EXERCISE PROMPT:
Scan the data. Collect each line that contains the word "odniesieniu".
==========
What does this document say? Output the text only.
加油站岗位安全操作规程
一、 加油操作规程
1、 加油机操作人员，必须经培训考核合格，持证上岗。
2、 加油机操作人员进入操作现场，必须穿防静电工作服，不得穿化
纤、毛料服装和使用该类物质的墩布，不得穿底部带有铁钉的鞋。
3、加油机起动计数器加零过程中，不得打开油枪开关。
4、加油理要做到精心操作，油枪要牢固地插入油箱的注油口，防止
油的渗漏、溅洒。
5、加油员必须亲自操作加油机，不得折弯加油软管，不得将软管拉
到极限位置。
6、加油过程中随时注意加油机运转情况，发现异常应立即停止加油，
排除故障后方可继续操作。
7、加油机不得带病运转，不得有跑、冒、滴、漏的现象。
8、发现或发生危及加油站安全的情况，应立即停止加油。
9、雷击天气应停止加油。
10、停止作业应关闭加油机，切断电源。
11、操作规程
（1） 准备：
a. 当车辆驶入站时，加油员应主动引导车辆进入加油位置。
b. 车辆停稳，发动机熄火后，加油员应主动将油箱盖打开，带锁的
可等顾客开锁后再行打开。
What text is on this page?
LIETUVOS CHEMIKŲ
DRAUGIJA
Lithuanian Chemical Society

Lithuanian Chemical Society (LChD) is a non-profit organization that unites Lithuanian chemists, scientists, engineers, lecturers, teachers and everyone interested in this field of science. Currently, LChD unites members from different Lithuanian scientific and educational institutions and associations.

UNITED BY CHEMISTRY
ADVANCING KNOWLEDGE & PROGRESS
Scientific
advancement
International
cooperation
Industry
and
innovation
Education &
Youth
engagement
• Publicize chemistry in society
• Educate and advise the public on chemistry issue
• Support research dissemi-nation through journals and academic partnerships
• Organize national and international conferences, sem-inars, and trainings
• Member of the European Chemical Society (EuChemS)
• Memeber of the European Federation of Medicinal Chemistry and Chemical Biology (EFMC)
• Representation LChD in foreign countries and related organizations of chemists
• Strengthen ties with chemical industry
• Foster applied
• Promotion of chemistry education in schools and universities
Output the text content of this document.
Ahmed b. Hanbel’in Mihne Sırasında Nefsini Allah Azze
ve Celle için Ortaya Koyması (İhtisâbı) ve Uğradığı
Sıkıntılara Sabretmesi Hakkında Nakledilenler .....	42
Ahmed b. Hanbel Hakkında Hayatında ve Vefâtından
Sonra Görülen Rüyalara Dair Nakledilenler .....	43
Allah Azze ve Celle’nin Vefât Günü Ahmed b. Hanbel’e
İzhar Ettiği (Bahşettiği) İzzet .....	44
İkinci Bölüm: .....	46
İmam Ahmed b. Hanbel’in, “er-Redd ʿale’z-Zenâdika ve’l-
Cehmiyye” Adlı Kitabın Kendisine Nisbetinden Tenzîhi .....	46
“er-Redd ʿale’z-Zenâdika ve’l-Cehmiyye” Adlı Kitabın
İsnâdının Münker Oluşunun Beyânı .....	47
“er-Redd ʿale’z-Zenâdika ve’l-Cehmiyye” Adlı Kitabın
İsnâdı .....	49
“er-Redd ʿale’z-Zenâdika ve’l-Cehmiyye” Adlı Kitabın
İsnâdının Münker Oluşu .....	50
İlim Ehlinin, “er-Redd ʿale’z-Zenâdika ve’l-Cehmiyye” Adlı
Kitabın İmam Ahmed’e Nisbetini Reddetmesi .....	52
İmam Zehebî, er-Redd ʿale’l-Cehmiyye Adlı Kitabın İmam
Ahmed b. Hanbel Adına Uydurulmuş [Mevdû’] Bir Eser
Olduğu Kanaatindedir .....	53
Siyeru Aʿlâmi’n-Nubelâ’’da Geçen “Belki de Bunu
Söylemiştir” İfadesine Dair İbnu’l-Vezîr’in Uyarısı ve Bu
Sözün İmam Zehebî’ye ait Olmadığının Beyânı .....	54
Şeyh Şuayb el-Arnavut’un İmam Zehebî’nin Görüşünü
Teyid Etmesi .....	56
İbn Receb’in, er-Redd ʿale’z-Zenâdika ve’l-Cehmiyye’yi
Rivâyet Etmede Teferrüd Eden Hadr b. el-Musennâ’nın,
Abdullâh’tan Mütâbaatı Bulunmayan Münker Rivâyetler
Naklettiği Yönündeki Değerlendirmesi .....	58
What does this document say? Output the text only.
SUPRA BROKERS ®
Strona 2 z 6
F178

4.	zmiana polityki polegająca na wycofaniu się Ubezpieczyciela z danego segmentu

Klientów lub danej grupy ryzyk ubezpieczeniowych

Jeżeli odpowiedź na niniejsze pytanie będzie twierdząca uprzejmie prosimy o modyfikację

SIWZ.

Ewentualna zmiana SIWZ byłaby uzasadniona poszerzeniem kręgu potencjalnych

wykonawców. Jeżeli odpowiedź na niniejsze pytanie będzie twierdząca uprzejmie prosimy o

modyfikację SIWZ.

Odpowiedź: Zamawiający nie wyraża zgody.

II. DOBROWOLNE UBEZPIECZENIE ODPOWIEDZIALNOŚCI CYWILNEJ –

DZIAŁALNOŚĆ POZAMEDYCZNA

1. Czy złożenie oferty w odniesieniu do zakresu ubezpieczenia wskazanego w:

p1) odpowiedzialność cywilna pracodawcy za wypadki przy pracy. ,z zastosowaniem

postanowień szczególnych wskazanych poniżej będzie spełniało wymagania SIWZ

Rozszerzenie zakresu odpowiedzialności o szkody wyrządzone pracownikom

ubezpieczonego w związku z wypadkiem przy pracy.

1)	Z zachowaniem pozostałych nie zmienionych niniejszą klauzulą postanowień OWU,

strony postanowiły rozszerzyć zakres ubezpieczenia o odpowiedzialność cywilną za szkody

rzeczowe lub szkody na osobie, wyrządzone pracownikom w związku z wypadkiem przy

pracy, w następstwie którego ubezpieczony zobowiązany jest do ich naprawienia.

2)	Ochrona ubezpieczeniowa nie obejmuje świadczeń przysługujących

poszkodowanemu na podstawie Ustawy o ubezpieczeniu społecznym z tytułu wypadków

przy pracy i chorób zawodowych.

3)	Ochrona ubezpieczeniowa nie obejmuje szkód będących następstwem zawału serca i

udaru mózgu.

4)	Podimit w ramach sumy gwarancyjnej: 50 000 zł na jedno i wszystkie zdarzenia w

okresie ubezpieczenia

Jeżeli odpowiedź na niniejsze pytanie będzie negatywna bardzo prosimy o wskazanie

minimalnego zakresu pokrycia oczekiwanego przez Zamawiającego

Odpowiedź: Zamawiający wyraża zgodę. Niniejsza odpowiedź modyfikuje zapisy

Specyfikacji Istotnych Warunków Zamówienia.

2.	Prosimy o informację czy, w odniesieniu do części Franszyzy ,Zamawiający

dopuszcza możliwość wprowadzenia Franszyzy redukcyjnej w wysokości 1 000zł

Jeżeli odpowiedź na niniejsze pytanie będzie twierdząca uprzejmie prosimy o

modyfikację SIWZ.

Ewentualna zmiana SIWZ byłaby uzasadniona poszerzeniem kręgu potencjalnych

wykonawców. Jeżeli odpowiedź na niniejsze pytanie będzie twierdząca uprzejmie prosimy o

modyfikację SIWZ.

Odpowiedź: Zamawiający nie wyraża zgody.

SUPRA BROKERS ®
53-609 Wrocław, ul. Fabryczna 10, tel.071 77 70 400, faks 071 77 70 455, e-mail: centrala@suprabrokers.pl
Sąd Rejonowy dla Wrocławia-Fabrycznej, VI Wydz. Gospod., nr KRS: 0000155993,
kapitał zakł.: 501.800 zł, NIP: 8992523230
==========
ANSWER IN FULL:
1. Czy złożenie oferty w odniesieniu do zakresu ubezpieczenia wskazanego w:
2.	Prosimy o informację czy, w odniesieniu do części Franszyzy ,Zamawiający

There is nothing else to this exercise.